Given instruction |
For each statement, say whether the gamma correction text agrees with it, answering yes or no and quoting the words of the text that decide it.
1. Doubling the energy of light doubles how bright it looks.
2. The amount of light a surface reflects depends on the radiant flux rather than the luminous flux.
3. A checkerboard of white and black pixels looks as bright as an area of half-gray pixels.

In imaging, especially in computer imaging, gamma correction is something that both gets largely ignored, and can be a real nightmare at the same time.
In order to fully understand gamma correction, we need to understand how human vision, as well as display devices, work.
Our perception of brightness is dependent on the amount of energy carried by light. In other words, the more energetic the light is, the brighter it looks.
However, the relationship is not linear. One could hastily think that if we double the amount of energy, it will look twice as bright. However, the human eye doesn't work that way. Doubling the amount of energy does not double the perceived brightness. The actual function is quite complex. Thus we have two different concepts:
Normally we don't need to worry about this difference. However, there are some applications, such as computer 3D rendering, where, if the application wants to be as physically accurate as possible, the distinction needs to be made. For instance, the amount of light reflected by a surface is a function of the cosine of the angle between the incoming light and the normal vector of the surface. However, it's a function of the radiant flux, not the luminous flux, which is the perceived brightness of light. (For example, at 60 degrees the amount of reflected light is half of the amount that's reflected at 0 degrees. Half of the radiant flux that is, not half of the perceived brightness.)
Another example is image dithering: If you want to reduce the colors of an image and use dithering, you need to be aware of gamma correction if you want to retain the perceived brightness of the result. (The reason for this is that, for example, a "checkerboard pattern" of white and black pixels does not look the same as an area of half-gray pixels in brightness. This is due to the difference between luminous and radiant flux.) What's worse, reducing color images to an image with less colors while preserving perceived brightness of the colors is a lot more complicated.

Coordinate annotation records
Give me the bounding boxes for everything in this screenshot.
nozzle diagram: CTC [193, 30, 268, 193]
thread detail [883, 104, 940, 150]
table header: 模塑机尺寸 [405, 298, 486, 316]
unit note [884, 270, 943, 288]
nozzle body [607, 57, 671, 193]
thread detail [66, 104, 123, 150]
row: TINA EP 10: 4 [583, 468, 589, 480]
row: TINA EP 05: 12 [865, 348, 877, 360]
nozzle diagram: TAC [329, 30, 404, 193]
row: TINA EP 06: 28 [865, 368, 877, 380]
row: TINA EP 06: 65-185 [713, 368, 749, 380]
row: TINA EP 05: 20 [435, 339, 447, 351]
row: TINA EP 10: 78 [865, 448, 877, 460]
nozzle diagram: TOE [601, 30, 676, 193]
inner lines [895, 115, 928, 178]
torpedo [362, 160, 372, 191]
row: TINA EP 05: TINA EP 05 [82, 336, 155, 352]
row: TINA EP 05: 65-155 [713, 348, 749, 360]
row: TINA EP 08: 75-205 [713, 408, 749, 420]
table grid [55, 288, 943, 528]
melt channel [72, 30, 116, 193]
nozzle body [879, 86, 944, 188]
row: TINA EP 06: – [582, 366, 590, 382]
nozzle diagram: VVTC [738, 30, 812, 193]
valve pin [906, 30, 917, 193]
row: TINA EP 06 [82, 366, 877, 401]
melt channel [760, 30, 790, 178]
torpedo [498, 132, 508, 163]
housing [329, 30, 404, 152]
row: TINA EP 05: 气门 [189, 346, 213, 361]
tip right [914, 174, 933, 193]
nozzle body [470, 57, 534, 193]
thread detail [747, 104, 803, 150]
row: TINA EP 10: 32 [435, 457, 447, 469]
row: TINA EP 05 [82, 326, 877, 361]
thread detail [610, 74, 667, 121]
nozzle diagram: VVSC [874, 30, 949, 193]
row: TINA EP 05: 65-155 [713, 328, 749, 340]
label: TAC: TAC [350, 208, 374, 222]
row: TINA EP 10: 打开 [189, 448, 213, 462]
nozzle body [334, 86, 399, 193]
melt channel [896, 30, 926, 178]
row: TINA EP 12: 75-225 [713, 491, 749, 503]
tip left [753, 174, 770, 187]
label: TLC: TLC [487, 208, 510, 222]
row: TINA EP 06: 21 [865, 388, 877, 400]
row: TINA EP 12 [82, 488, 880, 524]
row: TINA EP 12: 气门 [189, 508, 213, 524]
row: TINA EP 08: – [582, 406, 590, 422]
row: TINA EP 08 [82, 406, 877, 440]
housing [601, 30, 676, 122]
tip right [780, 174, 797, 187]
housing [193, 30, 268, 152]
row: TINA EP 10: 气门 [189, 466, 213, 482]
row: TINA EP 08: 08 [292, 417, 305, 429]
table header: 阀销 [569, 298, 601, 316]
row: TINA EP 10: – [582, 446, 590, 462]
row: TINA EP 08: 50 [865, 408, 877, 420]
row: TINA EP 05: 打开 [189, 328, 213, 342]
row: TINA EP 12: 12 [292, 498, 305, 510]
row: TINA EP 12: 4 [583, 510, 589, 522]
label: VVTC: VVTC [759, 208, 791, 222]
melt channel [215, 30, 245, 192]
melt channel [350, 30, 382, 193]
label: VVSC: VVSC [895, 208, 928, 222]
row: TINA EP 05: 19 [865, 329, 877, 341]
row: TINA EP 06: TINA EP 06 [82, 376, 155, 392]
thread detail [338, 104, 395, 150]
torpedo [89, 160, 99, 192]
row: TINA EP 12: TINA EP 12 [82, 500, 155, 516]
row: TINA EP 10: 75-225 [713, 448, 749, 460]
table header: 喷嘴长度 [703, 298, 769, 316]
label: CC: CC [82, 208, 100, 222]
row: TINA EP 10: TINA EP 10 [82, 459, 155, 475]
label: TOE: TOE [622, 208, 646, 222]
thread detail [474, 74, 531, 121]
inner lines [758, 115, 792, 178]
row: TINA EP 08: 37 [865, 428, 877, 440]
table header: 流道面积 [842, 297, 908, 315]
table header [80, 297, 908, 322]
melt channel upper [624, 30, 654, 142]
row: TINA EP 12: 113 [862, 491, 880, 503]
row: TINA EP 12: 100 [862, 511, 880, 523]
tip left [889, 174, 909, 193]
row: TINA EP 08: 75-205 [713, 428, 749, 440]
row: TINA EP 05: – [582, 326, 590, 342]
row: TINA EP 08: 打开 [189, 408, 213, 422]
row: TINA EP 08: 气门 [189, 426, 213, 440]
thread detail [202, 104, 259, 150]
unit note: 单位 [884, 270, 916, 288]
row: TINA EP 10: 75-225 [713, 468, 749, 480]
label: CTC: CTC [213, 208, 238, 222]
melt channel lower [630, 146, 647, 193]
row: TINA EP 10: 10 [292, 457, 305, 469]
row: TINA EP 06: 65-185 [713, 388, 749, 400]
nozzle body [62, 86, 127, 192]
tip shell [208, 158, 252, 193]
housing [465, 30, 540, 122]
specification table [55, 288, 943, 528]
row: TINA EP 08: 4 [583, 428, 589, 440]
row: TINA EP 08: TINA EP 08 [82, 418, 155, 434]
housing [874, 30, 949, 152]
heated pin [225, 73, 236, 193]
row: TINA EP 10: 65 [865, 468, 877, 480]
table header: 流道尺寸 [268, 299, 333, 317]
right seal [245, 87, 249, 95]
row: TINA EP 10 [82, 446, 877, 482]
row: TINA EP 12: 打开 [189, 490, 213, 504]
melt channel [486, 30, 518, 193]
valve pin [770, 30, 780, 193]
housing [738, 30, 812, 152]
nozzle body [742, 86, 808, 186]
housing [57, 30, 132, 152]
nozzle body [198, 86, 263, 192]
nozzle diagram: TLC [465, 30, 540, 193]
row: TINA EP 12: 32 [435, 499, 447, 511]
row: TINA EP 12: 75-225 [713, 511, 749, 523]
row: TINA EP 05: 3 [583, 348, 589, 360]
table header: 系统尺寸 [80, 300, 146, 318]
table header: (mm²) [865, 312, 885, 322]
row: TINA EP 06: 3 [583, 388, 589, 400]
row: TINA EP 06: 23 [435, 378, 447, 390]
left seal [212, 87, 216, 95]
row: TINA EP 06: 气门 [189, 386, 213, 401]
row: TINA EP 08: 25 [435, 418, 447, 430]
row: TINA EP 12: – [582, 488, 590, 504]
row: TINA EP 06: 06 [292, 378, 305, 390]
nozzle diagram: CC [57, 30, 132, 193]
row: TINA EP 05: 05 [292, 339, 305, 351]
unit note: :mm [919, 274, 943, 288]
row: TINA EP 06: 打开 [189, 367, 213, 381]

Written solution |
1. No: "Doubling the amount of energy does not double the perceived brightness."
2. Yes: "it's a function of the radiant flux, not the luminous flux"
3. No: "a "checkerboard pattern" of white and black pixels does not look the same as an area of half-gray pixels in brightness."